## Exercise task:
Return all lines from the listing below in which the string "October" occurs.

** START OF Stored rows **

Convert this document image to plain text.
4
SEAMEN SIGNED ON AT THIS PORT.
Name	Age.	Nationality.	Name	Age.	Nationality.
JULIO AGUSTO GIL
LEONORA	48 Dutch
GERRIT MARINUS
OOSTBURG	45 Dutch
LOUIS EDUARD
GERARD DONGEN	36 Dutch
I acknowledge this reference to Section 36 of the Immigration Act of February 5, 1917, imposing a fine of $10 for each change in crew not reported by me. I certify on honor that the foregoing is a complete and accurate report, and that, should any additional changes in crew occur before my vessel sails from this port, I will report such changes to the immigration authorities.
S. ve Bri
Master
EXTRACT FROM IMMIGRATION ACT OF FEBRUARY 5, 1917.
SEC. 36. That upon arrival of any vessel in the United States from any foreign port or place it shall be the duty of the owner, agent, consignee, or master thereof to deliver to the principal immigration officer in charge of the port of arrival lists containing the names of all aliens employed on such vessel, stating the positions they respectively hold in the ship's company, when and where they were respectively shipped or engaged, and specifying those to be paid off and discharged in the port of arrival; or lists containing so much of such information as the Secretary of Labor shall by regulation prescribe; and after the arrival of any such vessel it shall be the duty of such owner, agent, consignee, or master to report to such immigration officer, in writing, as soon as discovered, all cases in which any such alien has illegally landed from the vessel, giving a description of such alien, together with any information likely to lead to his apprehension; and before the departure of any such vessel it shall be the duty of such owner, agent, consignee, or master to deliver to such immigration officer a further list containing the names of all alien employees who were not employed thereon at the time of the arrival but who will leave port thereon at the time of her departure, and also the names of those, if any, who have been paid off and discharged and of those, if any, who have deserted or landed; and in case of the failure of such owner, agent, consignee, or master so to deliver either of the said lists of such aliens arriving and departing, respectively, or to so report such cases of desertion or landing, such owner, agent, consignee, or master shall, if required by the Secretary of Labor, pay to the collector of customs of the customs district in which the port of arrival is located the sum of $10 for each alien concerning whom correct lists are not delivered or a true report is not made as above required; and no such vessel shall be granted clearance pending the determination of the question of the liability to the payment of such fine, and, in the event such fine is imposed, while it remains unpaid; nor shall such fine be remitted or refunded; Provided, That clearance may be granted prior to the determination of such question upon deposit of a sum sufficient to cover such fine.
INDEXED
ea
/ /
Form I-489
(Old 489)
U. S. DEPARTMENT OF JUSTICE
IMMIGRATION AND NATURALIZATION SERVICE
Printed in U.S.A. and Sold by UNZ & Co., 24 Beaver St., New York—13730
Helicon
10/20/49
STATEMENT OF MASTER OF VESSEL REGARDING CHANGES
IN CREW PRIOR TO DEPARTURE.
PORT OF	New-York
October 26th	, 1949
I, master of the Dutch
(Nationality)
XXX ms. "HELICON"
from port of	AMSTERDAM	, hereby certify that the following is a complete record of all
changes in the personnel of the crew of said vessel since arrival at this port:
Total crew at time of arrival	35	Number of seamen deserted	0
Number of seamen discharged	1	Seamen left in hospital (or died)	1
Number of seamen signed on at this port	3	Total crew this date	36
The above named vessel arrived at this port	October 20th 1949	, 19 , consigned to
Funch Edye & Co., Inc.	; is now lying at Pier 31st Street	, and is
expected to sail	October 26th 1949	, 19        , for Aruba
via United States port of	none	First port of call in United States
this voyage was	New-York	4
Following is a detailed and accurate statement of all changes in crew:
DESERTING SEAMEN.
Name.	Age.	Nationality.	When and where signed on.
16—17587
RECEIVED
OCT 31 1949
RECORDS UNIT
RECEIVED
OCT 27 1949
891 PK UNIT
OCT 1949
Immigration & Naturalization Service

** END OF Stored rows **
** START OF Stored rows **

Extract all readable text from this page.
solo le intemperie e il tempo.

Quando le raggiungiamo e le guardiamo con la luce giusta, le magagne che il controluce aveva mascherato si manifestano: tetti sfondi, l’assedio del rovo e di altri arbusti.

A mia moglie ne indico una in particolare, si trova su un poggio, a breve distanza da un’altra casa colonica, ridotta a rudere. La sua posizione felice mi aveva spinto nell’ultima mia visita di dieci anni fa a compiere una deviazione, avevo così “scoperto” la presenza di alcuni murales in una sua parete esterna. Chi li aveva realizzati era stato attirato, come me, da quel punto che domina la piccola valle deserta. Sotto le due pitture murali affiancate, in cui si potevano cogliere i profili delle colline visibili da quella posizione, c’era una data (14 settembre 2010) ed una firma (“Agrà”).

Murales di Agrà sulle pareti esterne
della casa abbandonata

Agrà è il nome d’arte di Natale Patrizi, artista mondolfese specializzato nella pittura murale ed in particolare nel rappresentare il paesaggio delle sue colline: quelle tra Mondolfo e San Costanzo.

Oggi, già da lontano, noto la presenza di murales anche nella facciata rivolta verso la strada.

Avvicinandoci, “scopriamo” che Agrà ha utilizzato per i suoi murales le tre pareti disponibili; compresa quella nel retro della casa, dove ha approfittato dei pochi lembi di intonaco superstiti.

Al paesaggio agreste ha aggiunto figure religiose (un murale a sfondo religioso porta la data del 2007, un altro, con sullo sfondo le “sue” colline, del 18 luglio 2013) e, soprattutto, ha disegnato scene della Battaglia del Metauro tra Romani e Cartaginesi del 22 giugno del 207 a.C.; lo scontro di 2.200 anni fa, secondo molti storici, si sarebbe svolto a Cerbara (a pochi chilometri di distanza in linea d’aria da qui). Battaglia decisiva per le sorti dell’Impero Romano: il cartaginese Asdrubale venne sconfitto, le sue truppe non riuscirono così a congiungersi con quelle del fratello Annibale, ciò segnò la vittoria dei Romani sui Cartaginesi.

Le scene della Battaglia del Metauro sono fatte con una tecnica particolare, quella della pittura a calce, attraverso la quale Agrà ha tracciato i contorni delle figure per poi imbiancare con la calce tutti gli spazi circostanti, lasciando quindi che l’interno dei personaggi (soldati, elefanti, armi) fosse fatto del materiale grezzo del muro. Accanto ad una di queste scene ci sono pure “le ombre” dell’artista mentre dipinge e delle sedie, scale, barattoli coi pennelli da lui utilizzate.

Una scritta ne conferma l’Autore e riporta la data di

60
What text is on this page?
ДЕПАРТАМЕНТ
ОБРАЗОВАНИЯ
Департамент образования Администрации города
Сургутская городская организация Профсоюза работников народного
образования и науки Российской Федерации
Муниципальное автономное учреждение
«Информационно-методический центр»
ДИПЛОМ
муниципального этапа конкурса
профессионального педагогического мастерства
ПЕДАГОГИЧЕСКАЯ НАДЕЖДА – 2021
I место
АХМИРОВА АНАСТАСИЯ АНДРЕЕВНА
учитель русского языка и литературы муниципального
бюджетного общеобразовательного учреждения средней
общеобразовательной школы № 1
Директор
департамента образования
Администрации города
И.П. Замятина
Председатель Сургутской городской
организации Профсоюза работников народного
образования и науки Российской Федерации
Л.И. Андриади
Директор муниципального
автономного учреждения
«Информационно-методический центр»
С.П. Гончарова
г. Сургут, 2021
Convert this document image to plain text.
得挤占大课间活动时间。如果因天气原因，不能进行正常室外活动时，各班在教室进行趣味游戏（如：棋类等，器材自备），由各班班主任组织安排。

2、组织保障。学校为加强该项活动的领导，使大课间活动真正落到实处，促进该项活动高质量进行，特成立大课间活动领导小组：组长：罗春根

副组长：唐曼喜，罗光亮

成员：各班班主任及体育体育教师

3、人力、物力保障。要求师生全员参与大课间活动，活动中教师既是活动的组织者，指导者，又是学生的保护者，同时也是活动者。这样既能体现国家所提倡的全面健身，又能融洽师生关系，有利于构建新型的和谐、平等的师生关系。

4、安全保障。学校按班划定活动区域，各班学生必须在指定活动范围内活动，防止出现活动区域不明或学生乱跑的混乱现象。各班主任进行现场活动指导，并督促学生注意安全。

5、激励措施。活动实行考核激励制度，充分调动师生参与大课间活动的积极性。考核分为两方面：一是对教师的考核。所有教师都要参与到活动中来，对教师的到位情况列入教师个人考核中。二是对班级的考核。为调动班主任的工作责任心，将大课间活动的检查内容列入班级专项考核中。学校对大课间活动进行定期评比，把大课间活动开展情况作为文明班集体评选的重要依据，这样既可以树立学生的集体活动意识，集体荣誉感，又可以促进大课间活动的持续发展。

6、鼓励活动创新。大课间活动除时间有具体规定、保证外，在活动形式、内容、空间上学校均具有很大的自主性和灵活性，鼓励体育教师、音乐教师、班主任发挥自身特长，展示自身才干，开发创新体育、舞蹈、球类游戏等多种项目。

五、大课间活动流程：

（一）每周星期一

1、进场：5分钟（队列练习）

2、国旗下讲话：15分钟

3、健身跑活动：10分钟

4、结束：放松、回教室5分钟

** END OF Stored rows **

## Result below:
October 26th	, 1949
The above named vessel arrived at this port	October 20th 1949	, 19 , consigned to
expected to sail	October 26th 1949	, 19        , for Aruba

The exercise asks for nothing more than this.